_Aim of the exercise_. Pick out the lines below that contain the string "回答技巧" and copy them all.

Data extracted from a collection:

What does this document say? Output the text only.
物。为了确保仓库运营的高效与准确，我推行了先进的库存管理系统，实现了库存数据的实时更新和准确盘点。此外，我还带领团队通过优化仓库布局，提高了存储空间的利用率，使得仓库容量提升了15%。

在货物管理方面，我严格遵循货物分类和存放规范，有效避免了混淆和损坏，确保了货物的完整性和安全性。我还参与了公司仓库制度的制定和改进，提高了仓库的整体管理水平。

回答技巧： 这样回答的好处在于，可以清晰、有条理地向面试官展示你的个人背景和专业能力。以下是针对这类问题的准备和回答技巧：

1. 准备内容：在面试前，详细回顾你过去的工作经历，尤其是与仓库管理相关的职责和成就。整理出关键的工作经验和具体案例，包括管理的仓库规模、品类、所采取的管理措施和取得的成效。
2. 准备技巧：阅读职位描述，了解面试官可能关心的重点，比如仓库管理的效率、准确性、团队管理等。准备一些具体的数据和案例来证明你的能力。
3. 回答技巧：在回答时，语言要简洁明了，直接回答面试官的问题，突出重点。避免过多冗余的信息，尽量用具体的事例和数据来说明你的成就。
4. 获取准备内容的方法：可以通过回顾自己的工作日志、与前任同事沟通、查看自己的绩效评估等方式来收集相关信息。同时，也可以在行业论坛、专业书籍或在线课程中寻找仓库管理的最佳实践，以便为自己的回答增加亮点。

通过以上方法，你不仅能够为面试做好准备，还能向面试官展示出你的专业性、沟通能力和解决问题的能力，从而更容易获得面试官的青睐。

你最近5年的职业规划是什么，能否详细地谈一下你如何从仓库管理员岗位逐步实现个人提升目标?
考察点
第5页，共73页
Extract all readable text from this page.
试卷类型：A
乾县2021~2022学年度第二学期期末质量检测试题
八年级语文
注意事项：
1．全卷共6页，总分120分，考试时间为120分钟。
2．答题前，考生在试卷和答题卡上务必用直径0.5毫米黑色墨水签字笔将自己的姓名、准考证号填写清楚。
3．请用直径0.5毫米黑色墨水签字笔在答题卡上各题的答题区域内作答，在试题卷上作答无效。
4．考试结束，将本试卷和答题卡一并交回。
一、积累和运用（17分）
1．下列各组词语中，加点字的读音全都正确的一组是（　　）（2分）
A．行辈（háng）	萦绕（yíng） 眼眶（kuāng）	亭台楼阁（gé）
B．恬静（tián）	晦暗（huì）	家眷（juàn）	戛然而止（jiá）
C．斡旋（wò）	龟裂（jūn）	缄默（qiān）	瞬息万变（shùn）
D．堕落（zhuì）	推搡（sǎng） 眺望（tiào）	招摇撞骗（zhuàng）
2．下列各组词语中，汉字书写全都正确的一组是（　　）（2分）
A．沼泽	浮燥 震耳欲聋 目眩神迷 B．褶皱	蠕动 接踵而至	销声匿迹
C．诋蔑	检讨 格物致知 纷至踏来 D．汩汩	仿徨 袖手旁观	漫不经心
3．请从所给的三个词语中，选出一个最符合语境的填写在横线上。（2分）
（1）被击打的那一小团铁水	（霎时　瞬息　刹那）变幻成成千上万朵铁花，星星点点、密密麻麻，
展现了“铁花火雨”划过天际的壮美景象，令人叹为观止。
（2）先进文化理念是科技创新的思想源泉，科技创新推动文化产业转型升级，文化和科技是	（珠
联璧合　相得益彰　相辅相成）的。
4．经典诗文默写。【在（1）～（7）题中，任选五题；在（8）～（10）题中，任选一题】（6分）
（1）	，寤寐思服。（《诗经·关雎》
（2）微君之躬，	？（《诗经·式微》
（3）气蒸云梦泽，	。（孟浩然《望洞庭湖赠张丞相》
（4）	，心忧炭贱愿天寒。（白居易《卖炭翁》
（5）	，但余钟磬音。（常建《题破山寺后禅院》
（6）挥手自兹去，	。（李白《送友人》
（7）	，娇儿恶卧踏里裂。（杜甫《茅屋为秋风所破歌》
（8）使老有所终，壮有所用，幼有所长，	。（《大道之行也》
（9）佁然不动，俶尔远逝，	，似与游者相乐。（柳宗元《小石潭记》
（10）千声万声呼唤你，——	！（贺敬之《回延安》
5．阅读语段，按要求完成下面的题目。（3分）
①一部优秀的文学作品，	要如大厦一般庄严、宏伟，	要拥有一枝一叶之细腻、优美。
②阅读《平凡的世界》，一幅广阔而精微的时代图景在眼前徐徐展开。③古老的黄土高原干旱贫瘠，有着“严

_Worked solution_.
回答技巧： 这样回答的好处在于，可以清晰、有条理地向面试官展示你的个人背景和专业能力。以下是针对这类问题的准备和回答技巧：
3. 回答技巧：在回答时，语言要简洁明了，直接回答面试官的问题，突出重点。避免过多冗余的信息，尽量用具体的事例和数据来说明你的成就。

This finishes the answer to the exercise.